DATA TO USE:
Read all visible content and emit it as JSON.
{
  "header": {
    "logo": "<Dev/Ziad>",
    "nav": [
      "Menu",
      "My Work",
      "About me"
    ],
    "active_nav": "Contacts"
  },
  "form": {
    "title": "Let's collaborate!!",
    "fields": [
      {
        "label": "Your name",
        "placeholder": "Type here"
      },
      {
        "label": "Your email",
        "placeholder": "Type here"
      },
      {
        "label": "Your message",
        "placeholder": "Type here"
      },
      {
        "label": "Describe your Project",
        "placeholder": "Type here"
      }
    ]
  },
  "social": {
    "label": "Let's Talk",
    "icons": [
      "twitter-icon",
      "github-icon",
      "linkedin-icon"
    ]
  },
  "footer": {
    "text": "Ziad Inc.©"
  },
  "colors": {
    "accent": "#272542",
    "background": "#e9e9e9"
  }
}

TO DO: Only lines that contain the word "label" are wanted; copy each of them.

EXERCISE SOLUTION:
        "label": "Your name",
        "label": "Your email",
        "label": "Your message",
        "label": "Describe your Project",
    "label": "Let's Talk",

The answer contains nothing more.